---------- The data ----------
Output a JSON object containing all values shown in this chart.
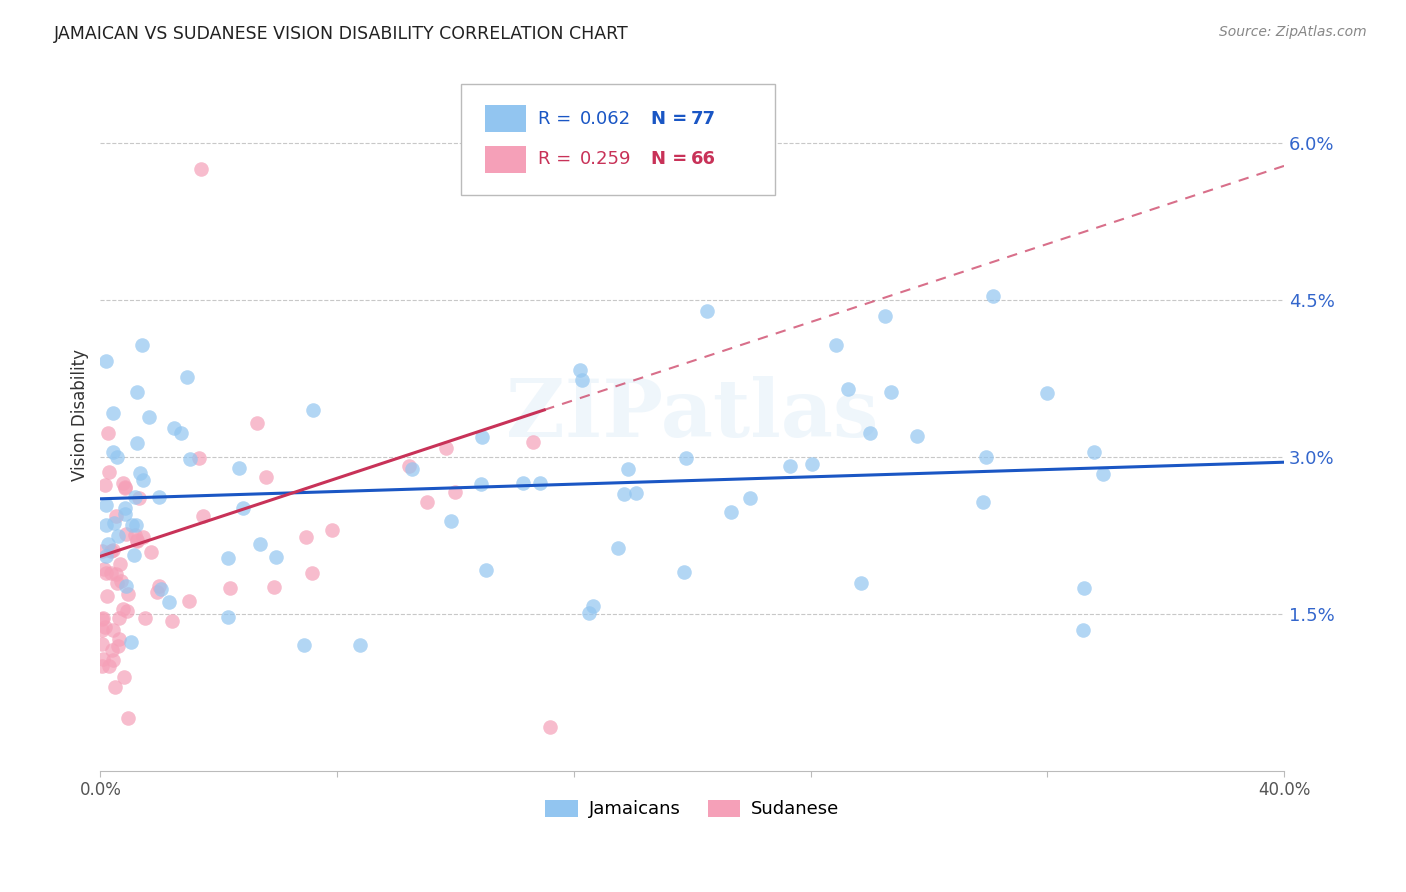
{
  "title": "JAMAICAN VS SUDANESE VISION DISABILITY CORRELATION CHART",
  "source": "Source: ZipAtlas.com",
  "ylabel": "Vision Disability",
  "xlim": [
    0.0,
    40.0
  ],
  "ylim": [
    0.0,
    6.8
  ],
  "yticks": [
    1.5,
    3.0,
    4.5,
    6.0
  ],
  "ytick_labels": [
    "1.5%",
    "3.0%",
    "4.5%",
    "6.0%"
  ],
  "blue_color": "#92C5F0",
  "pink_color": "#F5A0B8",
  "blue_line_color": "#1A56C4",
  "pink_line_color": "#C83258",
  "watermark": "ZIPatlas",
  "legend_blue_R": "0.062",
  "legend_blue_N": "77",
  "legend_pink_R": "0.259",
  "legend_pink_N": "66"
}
----------
» **The request**
Reproduce each line word for word and drop the pictures.

» **Result of the task**
Output a JSON object containing all values shown in this chart.
{
  "title": "JAMAICAN VS SUDANESE VISION DISABILITY CORRELATION CHART",
  "source": "Source: ZipAtlas.com",
  "ylabel": "Vision Disability",
  "xlim": [
    0.0,
    40.0
  ],
  "ylim": [
    0.0,
    6.8
  ],
  "yticks": [
    1.5,
    3.0,
    4.5,
    6.0
  ],
  "ytick_labels": [
    "1.5%",
    "3.0%",
    "4.5%",
    "6.0%"
  ],
  "blue_color": "#92C5F0",
  "pink_color": "#F5A0B8",
  "blue_line_color": "#1A56C4",
  "pink_line_color": "#C83258",
  "watermark": "ZIPatlas",
  "legend_blue_R": "0.062",
  "legend_blue_N": "77",
  "legend_pink_R": "0.259",
  "legend_pink_N": "66"
}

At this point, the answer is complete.